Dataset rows
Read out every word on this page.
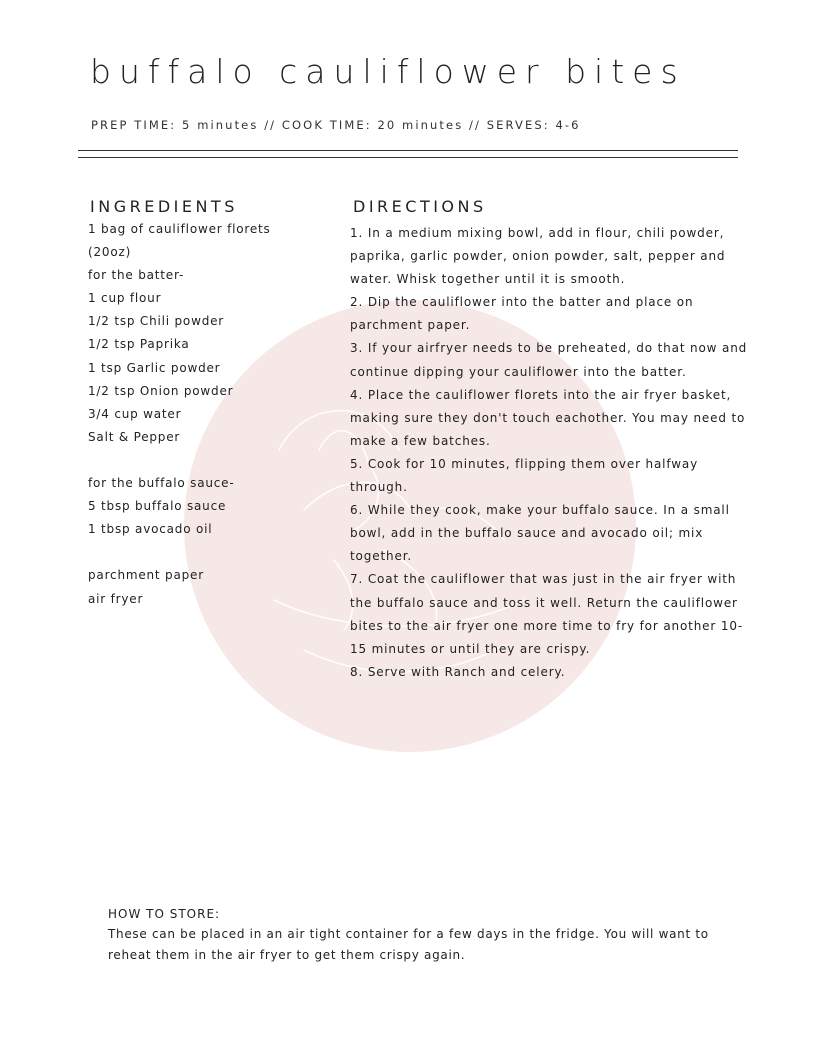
buffalo cauliflower bites
PREP TIME: 5 minutes // COOK TIME: 20 minutes // SERVES: 4-6
INGREDIENTS
1 bag of cauliflower florets
(20oz)
for the batter-
1 cup flour
1/2 tsp Chili powder
1/2 tsp Paprika
1 tsp Garlic powder
1/2 tsp Onion powder
3/4 cup water
Salt & Pepper
for the buffalo sauce-
5 tbsp buffalo sauce
1 tbsp avocado oil
parchment paper
air fryer
DIRECTIONS
1. In a medium mixing bowl, add in flour, chili powder, paprika, garlic powder, onion powder, salt, pepper and water. Whisk together until it is smooth.
2. Dip the cauliflower into the batter and place on parchment paper.
3. If your airfryer needs to be preheated, do that now and continue dipping your cauliflower into the batter.
4. Place the cauliflower florets into the air fryer basket, making sure they don't touch eachother. You may need to make a few batches.
5. Cook for 10 minutes, flipping them over halfway through.
6. While they cook, make your buffalo sauce. In a small bowl, add in the buffalo sauce and avocado oil; mix together.
7. Coat the cauliflower that was just in the air fryer with the buffalo sauce and toss it well. Return the cauliflower bites to the air fryer one more time to fry for another 10-15 minutes or until they are crispy.
8. Serve with Ranch and celery.
HOW TO STORE:
These can be placed in an air tight container for a few days in the fridge. You will want to reheat them in the air fryer to get them crispy again.
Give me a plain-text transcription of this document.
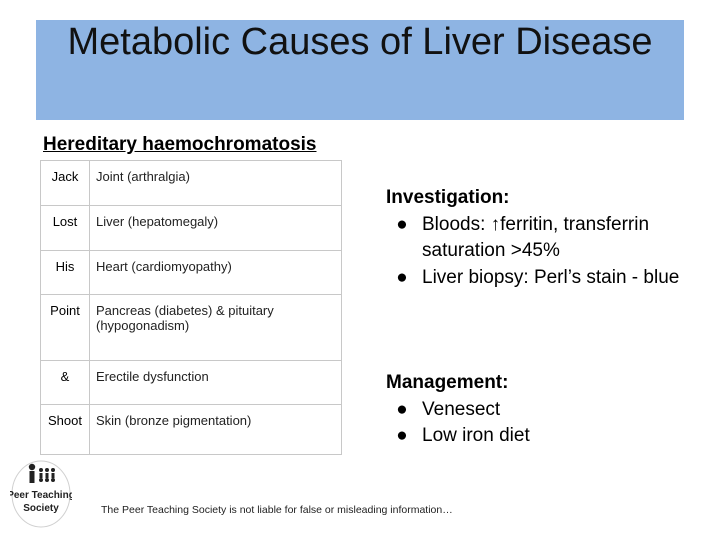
Metabolic Causes of Liver Disease
Hereditary haemochromatosis
Jack	Joint (arthralgia)
Lost	Liver (hepatomegaly)
His	Heart (cardiomyopathy)
Point	Pancreas (diabetes) & pituitary (hypogonadism)
&	Erectile dysfunction
Shoot	Skin (bronze pigmentation)
Investigation:
● Bloods: ↑ferritin, transferrin saturation >45%
● Liver biopsy: Perl’s stain - blue
Management:
● Venesect
● Low iron diet
Peer Teaching
Society	The Peer Teaching Society is not liable for false or misleading information…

### EXERCISE REQUIREMENTS
Restate word for word the lines above that start at the line containing "Give me a plain-text" and run to the end of the listing; exclude the pictures.

### EXPECTED ANSWER
Give me a plain-text transcription of this document.
Metabolic Causes of Liver Disease
Hereditary haemochromatosis
Jack	Joint (arthralgia)
Lost	Liver (hepatomegaly)
His	Heart (cardiomyopathy)
Point	Pancreas (diabetes) & pituitary (hypogonadism)
&	Erectile dysfunction
Shoot	Skin (bronze pigmentation)
Investigation:
● Bloods: ↑ferritin, transferrin saturation >45%
● Liver biopsy: Perl’s stain - blue
Management:
● Venesect
● Low iron diet
Peer Teaching
Society	The Peer Teaching Society is not liable for false or misleading information…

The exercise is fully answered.